(Aim): Return each line of the listing below, unchanged, and omit the images.

[Start Input]

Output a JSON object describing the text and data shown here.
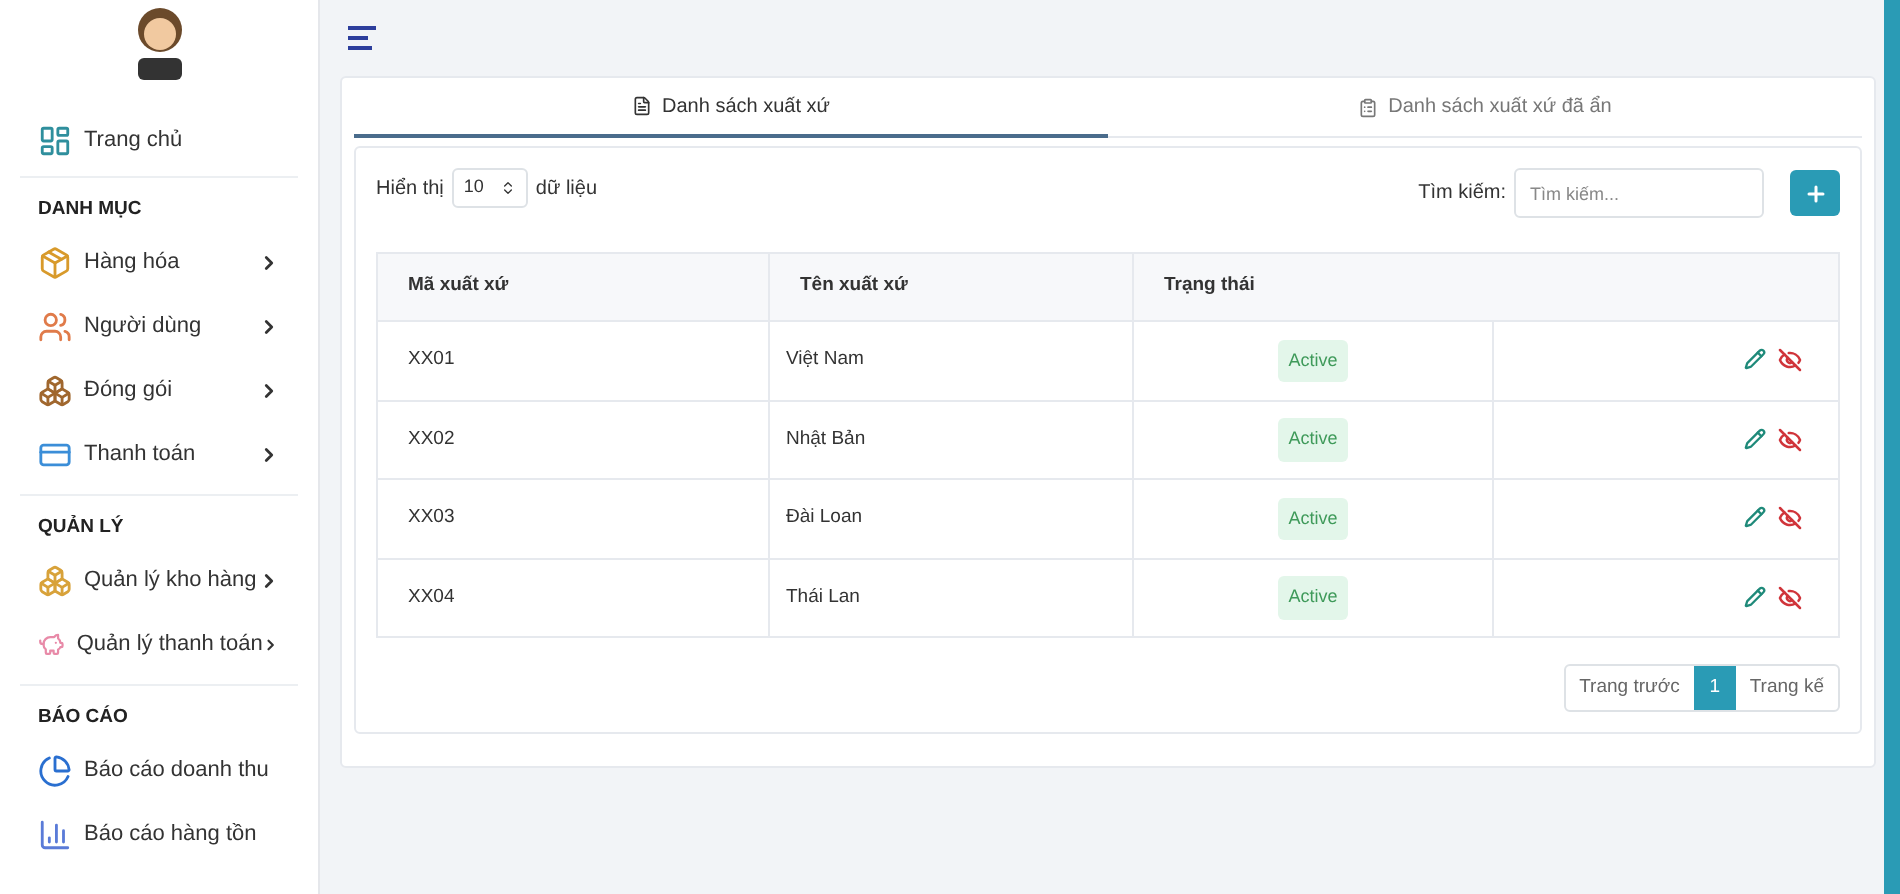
{
  "sidebar": {
    "home": {
      "label": "Trang chủ"
    },
    "sections": [
      {
        "title": "DANH MỤC",
        "items": [
          {
            "label": "Hàng hóa",
            "has_submenu": true
          },
          {
            "label": "Người dùng",
            "has_submenu": true
          },
          {
            "label": "Đóng gói",
            "has_submenu": true
          },
          {
            "label": "Thanh toán",
            "has_submenu": true
          }
        ]
      },
      {
        "title": "QUẢN LÝ",
        "items": [
          {
            "label": "Quản lý kho hàng",
            "has_submenu": true
          },
          {
            "label": "Quản lý thanh toán",
            "has_submenu": true
          }
        ]
      },
      {
        "title": "BÁO CÁO",
        "items": [
          {
            "label": "Báo cáo doanh thu",
            "has_submenu": false
          },
          {
            "label": "Báo cáo hàng tồn",
            "has_submenu": false
          }
        ]
      }
    ]
  },
  "tabs": [
    {
      "label": "Danh sách xuất xứ",
      "selected": true
    },
    {
      "label": "Danh sách xuất xứ đã ẩn",
      "selected": false
    }
  ],
  "controls": {
    "show_label": "Hiển thị",
    "page_size": "10",
    "show_suffix": "dữ liệu",
    "search_label": "Tìm kiếm:",
    "search_placeholder": "Tìm kiếm..."
  },
  "table": {
    "columns": [
      "Mã xuất xứ",
      "Tên xuất xứ",
      "Trạng thái"
    ],
    "rows": [
      {
        "code": "XX01",
        "name": "Việt Nam",
        "status": "Active",
        "kind": "active"
      },
      {
        "code": "XX02",
        "name": "Nhật Bản",
        "status": "Active",
        "kind": "active"
      },
      {
        "code": "XX03",
        "name": "Đài Loan",
        "status": "Active",
        "kind": "active"
      },
      {
        "code": "XX04",
        "name": "Thái Lan",
        "status": "Active",
        "kind": "active"
      }
    ]
  },
  "pagination": {
    "prev": "Trang trước",
    "next": "Trang kế",
    "pages": [
      {
        "label": "1",
        "selected": true
      }
    ]
  }
}
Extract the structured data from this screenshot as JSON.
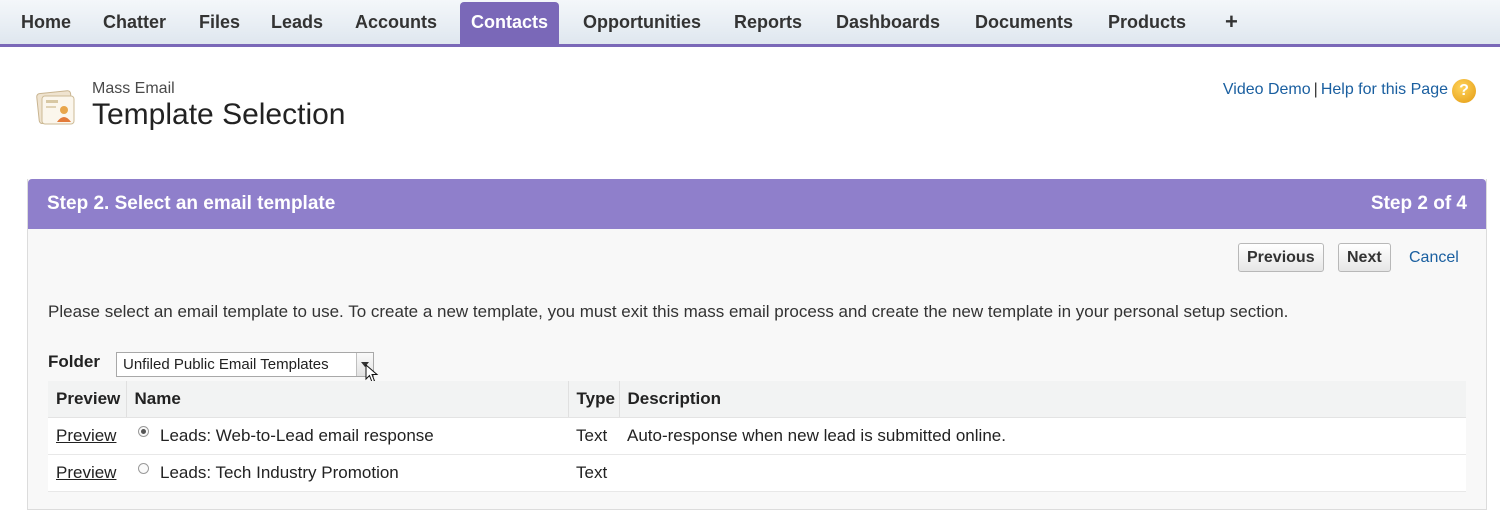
{
  "nav": {
    "tabs": [
      "Home",
      "Chatter",
      "Files",
      "Leads",
      "Accounts",
      "Contacts",
      "Opportunities",
      "Reports",
      "Dashboards",
      "Documents",
      "Products"
    ],
    "active_tab": "Contacts",
    "add_tab_glyph": "+"
  },
  "header": {
    "eyebrow": "Mass Email",
    "title": "Template Selection",
    "video_demo": "Video Demo",
    "separator": "|",
    "help_link": "Help for this Page",
    "help_icon_glyph": "?"
  },
  "step": {
    "title": "Step 2. Select an email template",
    "count": "Step 2 of 4",
    "previous_label": "Previous",
    "next_label": "Next",
    "cancel_label": "Cancel",
    "instructions": "Please select an email template to use. To create a new template, you must exit this mass email process and create the new template in your personal setup section."
  },
  "folder": {
    "label": "Folder",
    "selected": "Unfiled Public Email Templates"
  },
  "table": {
    "headers": {
      "preview": "Preview",
      "name": "Name",
      "type": "Type",
      "description": "Description"
    },
    "rows": [
      {
        "preview": "Preview",
        "name": "Leads: Web-to-Lead email response",
        "type": "Text",
        "description": "Auto-response when new lead is submitted online.",
        "selected": true
      },
      {
        "preview": "Preview",
        "name": "Leads: Tech Industry Promotion",
        "type": "Text",
        "description": "",
        "selected": false
      }
    ]
  },
  "colors": {
    "accent": "#7a68b8",
    "step_header": "#8f7fcb",
    "link": "#1a5fa0"
  },
  "icons": {
    "page": "email-template-icon",
    "help": "help-icon",
    "add_tab": "plus-icon",
    "dropdown": "chevron-down-icon",
    "cursor": "mouse-cursor-icon"
  }
}
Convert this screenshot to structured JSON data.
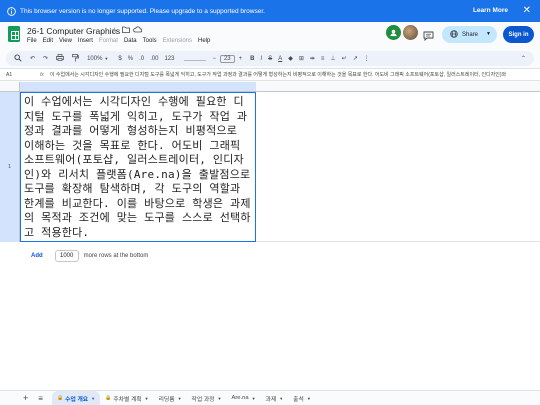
{
  "banner": {
    "message": "This browser version is no longer supported. Please upgrade to a supported browser.",
    "learn_more": "Learn More",
    "close": "✕",
    "bg": "#1a73e8"
  },
  "doc": {
    "title": "26-1 Computer Graphics",
    "menus": [
      "File",
      "Edit",
      "View",
      "Insert",
      "Format",
      "Data",
      "Tools",
      "Extensions",
      "Help"
    ]
  },
  "share": {
    "label": "Share",
    "bg": "#c2e7ff"
  },
  "signin": {
    "label": "Sign in",
    "bg": "#0b57d0"
  },
  "toolbar": {
    "zoom": "100%",
    "font_size": "23"
  },
  "formula": {
    "cell_ref": "A1",
    "fx": "fx",
    "value": "이 수업에서는 시각디자인 수행에 필요한 디지털 도구를 폭넓게 익히고, 도구가 작업 과정과 결과를 어떻게 형성하는지 비평적으로 이해하는 것을 목표로 한다. 어도비 그래픽 소프트웨어(포토샵, 일러스트레이터, 인디자인)와"
  },
  "grid": {
    "row_number": "1",
    "cell_text": "이 수업에서는 시각디자인 수행에 필요한 디지털 도구를 폭넓게 익히고, 도구가 작업 과정과 결과를 어떻게 형성하는지 비평적으로 이해하는 것을 목표로 한다. 어도비 그래픽 소프트웨어(포토샵, 일러스트레이터, 인디자인)와 리서치 플랫폼(Are.na)을 출발점으로 도구를 확장해 탐색하며, 각 도구의 역할과 한계를 비교한다. 이를 바탕으로 학생은 과제의 목적과 조건에 맞는 도구를 스스로 선택하고 적용한다."
  },
  "add_rows": {
    "button": "Add",
    "count": "1000",
    "suffix": "more rows at the bottom"
  },
  "sheets": {
    "add": "+",
    "menu": "≡",
    "tabs": [
      {
        "label": "수업 개요",
        "active": true,
        "locked": true
      },
      {
        "label": "주차별 계획",
        "active": false,
        "locked": true
      },
      {
        "label": "리딩룸",
        "active": false,
        "locked": false
      },
      {
        "label": "작업 과정",
        "active": false,
        "locked": false
      },
      {
        "label": "Are.na",
        "active": false,
        "locked": false
      },
      {
        "label": "과제",
        "active": false,
        "locked": false
      },
      {
        "label": "출석",
        "active": false,
        "locked": false
      }
    ]
  }
}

[End Input]

(Full solution):
Output a JSON object describing the text and data shown here.
{
  "sidebar": {
    "home": {
      "label": "Trang chủ"
    },
    "sections": [
      {
        "title": "DANH MỤC",
        "items": [
          {
            "label": "Hàng hóa",
            "has_submenu": true
          },
          {
            "label": "Người dùng",
            "has_submenu": true
          },
          {
            "label": "Đóng gói",
            "has_submenu": true
          },
          {
            "label": "Thanh toán",
            "has_submenu": true
          }
        ]
      },
      {
        "title": "QUẢN LÝ",
        "items": [
          {
            "label": "Quản lý kho hàng",
            "has_submenu": true
          },
          {
            "label": "Quản lý thanh toán",
            "has_submenu": true
          }
        ]
      },
      {
        "title": "BÁO CÁO",
        "items": [
          {
            "label": "Báo cáo doanh thu",
            "has_submenu": false
          },
          {
            "label": "Báo cáo hàng tồn",
            "has_submenu": false
          }
        ]
      }
    ]
  },
  "tabs": [
    {
      "label": "Danh sách xuất xứ",
      "selected": true
    },
    {
      "label": "Danh sách xuất xứ đã ẩn",
      "selected": false
    }
  ],
  "controls": {
    "show_label": "Hiển thị",
    "page_size": "10",
    "show_suffix": "dữ liệu",
    "search_label": "Tìm kiếm:",
    "search_placeholder": "Tìm kiếm..."
  },
  "table": {
    "columns": [
      "Mã xuất xứ",
      "Tên xuất xứ",
      "Trạng thái"
    ],
    "rows": [
      {
        "code": "XX01",
        "name": "Việt Nam",
        "status": "Active",
        "kind": "active"
      },
      {
        "code": "XX02",
        "name": "Nhật Bản",
        "status": "Active",
        "kind": "active"
      },
      {
        "code": "XX03",
        "name": "Đài Loan",
        "status": "Active",
        "kind": "active"
      },
      {
        "code": "XX04",
        "name": "Thái Lan",
        "status": "Active",
        "kind": "active"
      }
    ]
  },
  "pagination": {
    "prev": "Trang trước",
    "next": "Trang kế",
    "pages": [
      {
        "label": "1",
        "selected": true
      }
    ]
  }
}
Extract the structured data from this screenshot as JSON.
{
  "nav": {
    "tabs": [
      "Home",
      "Chatter",
      "Files",
      "Leads",
      "Accounts",
      "Contacts",
      "Opportunities",
      "Reports",
      "Dashboards",
      "Documents",
      "Products"
    ],
    "active_tab": "Contacts",
    "add_tab_glyph": "+"
  },
  "header": {
    "eyebrow": "Mass Email",
    "title": "Template Selection",
    "video_demo": "Video Demo",
    "separator": "|",
    "help_link": "Help for this Page",
    "help_icon_glyph": "?"
  },
  "step": {
    "title": "Step 2. Select an email template",
    "count": "Step 2 of 4",
    "previous_label": "Previous",
    "next_label": "Next",
    "cancel_label": "Cancel",
    "instructions": "Please select an email template to use. To create a new template, you must exit this mass email process and create the new template in your personal setup section."
  },
  "folder": {
    "label": "Folder",
    "selected": "Unfiled Public Email Templates"
  },
  "table": {
    "headers": {
      "preview": "Preview",
      "name": "Name",
      "type": "Type",
      "description": "Description"
    },
    "rows": [
      {
        "preview": "Preview",
        "name": "Leads: Web-to-Lead email response",
        "type": "Text",
        "description": "Auto-response when new lead is submitted online.",
        "selected": true
      },
      {
        "preview": "Preview",
        "name": "Leads: Tech Industry Promotion",
        "type": "Text",
        "description": "",
        "selected": false
      }
    ]
  },
  "colors": {
    "accent": "#7a68b8",
    "step_header": "#8f7fcb",
    "link": "#1a5fa0"
  },
  "icons": {
    "page": "email-template-icon",
    "help": "help-icon",
    "add_tab": "plus-icon",
    "dropdown": "chevron-down-icon",
    "cursor": "mouse-cursor-icon"
  }
}
Convert this screenshot to structured JSON data.
{
  "banner": {
    "message": "This browser version is no longer supported. Please upgrade to a supported browser.",
    "learn_more": "Learn More",
    "close": "✕",
    "bg": "#1a73e8"
  },
  "doc": {
    "title": "26-1 Computer Graphics",
    "menus": [
      "File",
      "Edit",
      "View",
      "Insert",
      "Format",
      "Data",
      "Tools",
      "Extensions",
      "Help"
    ]
  },
  "share": {
    "label": "Share",
    "bg": "#c2e7ff"
  },
  "signin": {
    "label": "Sign in",
    "bg": "#0b57d0"
  },
  "toolbar": {
    "zoom": "100%",
    "font_size": "23"
  },
  "formula": {
    "cell_ref": "A1",
    "fx": "fx",
    "value": "이 수업에서는 시각디자인 수행에 필요한 디지털 도구를 폭넓게 익히고, 도구가 작업 과정과 결과를 어떻게 형성하는지 비평적으로 이해하는 것을 목표로 한다. 어도비 그래픽 소프트웨어(포토샵, 일러스트레이터, 인디자인)와"
  },
  "grid": {
    "row_number": "1",
    "cell_text": "이 수업에서는 시각디자인 수행에 필요한 디지털 도구를 폭넓게 익히고, 도구가 작업 과정과 결과를 어떻게 형성하는지 비평적으로 이해하는 것을 목표로 한다. 어도비 그래픽 소프트웨어(포토샵, 일러스트레이터, 인디자인)와 리서치 플랫폼(Are.na)을 출발점으로 도구를 확장해 탐색하며, 각 도구의 역할과 한계를 비교한다. 이를 바탕으로 학생은 과제의 목적과 조건에 맞는 도구를 스스로 선택하고 적용한다."
  },
  "add_rows": {
    "button": "Add",
    "count": "1000",
    "suffix": "more rows at the bottom"
  },
  "sheets": {
    "add": "+",
    "menu": "≡",
    "tabs": [
      {
        "label": "수업 개요",
        "active": true,
        "locked": true
      },
      {
        "label": "주차별 계획",
        "active": false,
        "locked": true
      },
      {
        "label": "리딩룸",
        "active": false,
        "locked": false
      },
      {
        "label": "작업 과정",
        "active": false,
        "locked": false
      },
      {
        "label": "Are.na",
        "active": false,
        "locked": false
      },
      {
        "label": "과제",
        "active": false,
        "locked": false
      },
      {
        "label": "출석",
        "active": false,
        "locked": false
      }
    ]
  }
}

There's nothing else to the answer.